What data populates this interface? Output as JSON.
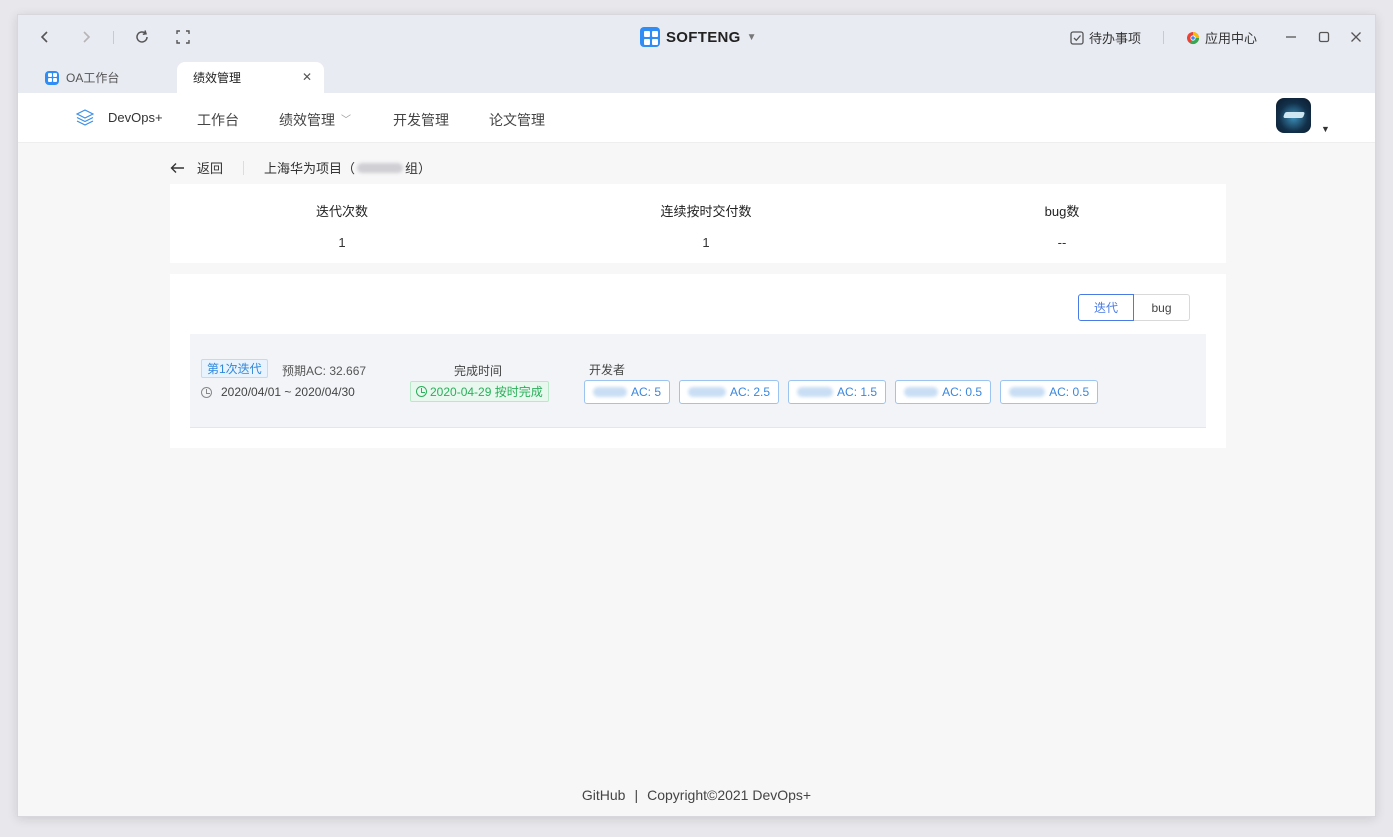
{
  "browser": {
    "app_name": "SOFTENG",
    "todo_label": "待办事项",
    "app_center_label": "应用中心",
    "tabs": [
      {
        "label": "OA工作台"
      },
      {
        "label": "绩效管理",
        "close": "✕"
      }
    ]
  },
  "nav": {
    "brand": "DevOps+",
    "items": [
      {
        "label": "工作台"
      },
      {
        "label": "绩效管理"
      },
      {
        "label": "开发管理"
      },
      {
        "label": "论文管理"
      }
    ]
  },
  "breadcrumb": {
    "back_label": "返回",
    "project_prefix": "上海华为项目（",
    "project_suffix": "组）"
  },
  "summary": {
    "stats": [
      {
        "label": "迭代次数",
        "value": "1"
      },
      {
        "label": "连续按时交付数",
        "value": "1"
      },
      {
        "label": "bug数",
        "value": "--"
      }
    ]
  },
  "iteration_view": {
    "toggle": [
      "迭代",
      "bug"
    ],
    "iteration": {
      "name": "第1次迭代",
      "estimated_ac": "预期AC: 32.667",
      "date_range": "2020/04/01 ~ 2020/04/30",
      "completed_label": "完成时间",
      "completed_status": "2020-04-29 按时完成",
      "developers_label": "开发者",
      "developers": [
        {
          "ac": "AC: 5"
        },
        {
          "ac": "AC: 2.5"
        },
        {
          "ac": "AC: 1.5"
        },
        {
          "ac": "AC: 0.5"
        },
        {
          "ac": "AC: 0.5"
        }
      ]
    }
  },
  "footer": {
    "github": "GitHub",
    "separator": "|",
    "copyright": "Copyright©2021 DevOps+"
  },
  "colors": {
    "accent": "#4a7be5",
    "tag_blue": "#3a87dd",
    "success_green": "#2aaf5a"
  }
}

**********

• Your goal: From the data, collect all lines where the string "DevOps" appears.

• Output:
    "brand": "DevOps+",
    "copyright": "Copyright©2021 DevOps+"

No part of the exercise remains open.